The exercise.
Using the records below, locate all lines containing "также" and return them.

□ □ □

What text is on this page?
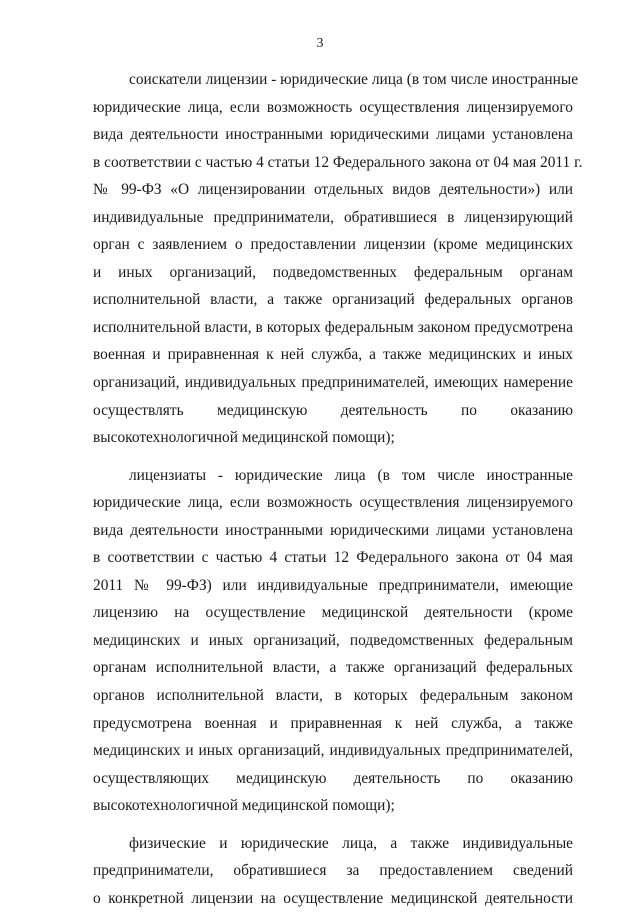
3
соискатели лицензии - юридические лица (в том числе иностранные
юридические лица, если возможность осуществления лицензируемого
вида деятельности иностранными юридическими лицами установлена
в соответствии с частью 4 статьи 12 Федерального закона от 04 мая 2011 г.
№ 99-ФЗ «О лицензировании отдельных видов деятельности») или
индивидуальные предприниматели, обратившиеся в лицензирующий
орган с заявлением о предоставлении лицензии (кроме медицинских
и иных организаций, подведомственных федеральным органам
исполнительной власти, а также организаций федеральных органов
исполнительной власти, в которых федеральным законом предусмотрена
военная и приравненная к ней служба, а также медицинских и иных
организаций, индивидуальных предпринимателей, имеющих намерение
осуществлять медицинскую деятельность по оказанию
высокотехнологичной медицинской помощи);
лицензиаты - юридические лица (в том числе иностранные
юридические лица, если возможность осуществления лицензируемого
вида деятельности иностранными юридическими лицами установлена
в соответствии с частью 4 статьи 12 Федерального закона от 04 мая
2011 № 99-ФЗ) или индивидуальные предприниматели, имеющие
лицензию на осуществление медицинской деятельности (кроме
медицинских и иных организаций, подведомственных федеральным
органам исполнительной власти, а также организаций федеральных
органов исполнительной власти, в которых федеральным законом
предусмотрена военная и приравненная к ней служба, а также
медицинских и иных организаций, индивидуальных предпринимателей,
осуществляющих медицинскую деятельность по оказанию
высокотехнологичной медицинской помощи);
физические и юридические лица, а также индивидуальные
предприниматели, обратившиеся за предоставлением сведений
о конкретной лицензии на осуществление медицинской деятельности
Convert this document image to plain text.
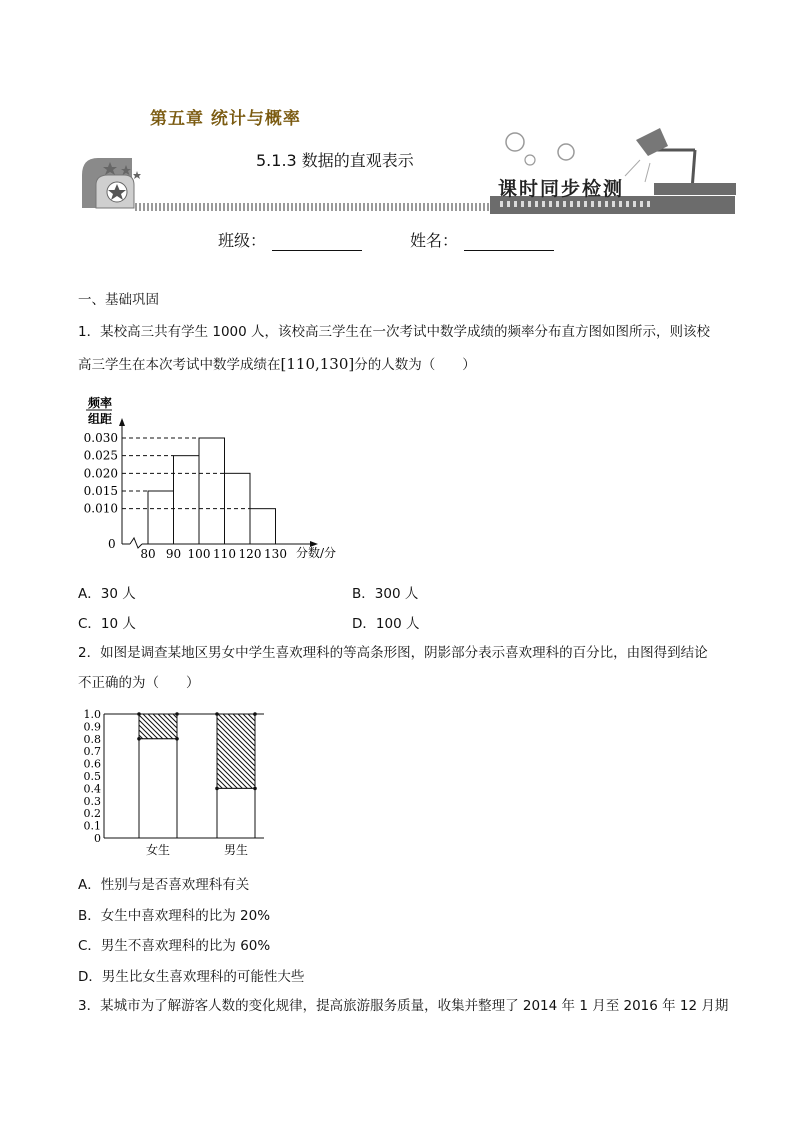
第五章 统计与概率
5.1.3 数据的直观表示
课时同步检测
班级：	姓名：
一、基础巩固
1．某校高三共有学生 1000 人，该校高三学生在一次考试中数学成绩的频率分布直方图如图所示，则该校
高三学生在本次考试中数学成绩在[110,130]分的人数为（　　）
频率
组距
0.010
0.015
0.020
0.025
0.030
80 90 100 110 120 130 分数/分
0
A．30 人	B．300 人
C．10 人	D．100 人
2．如图是调查某地区男女中学生喜欢理科的等高条形图，阴影部分表示喜欢理科的百分比，由图得到结论
不正确的为（　　）
0
0.1
0.2
0.3
0.4
0.5
0.6
0.7
0.8
0.9
1.0
女生	男生
A．性别与是否喜欢理科有关
B．女生中喜欢理科的比为 20%
C．男生不喜欢理科的比为 60%
D．男生比女生喜欢理科的可能性大些
3．某城市为了解游客人数的变化规律，提高旅游服务质量，收集并整理了 2014 年 1 月至 2016 年 12 月期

□ □ □

Completed task.
исполнительной власти, а также организаций федеральных органов
военная и приравненная к ней служба, а также медицинских и иных
органам исполнительной власти, а также организаций федеральных
предусмотрена военная и приравненная к ней служба, а также
физические и юридические лица, а также индивидуальные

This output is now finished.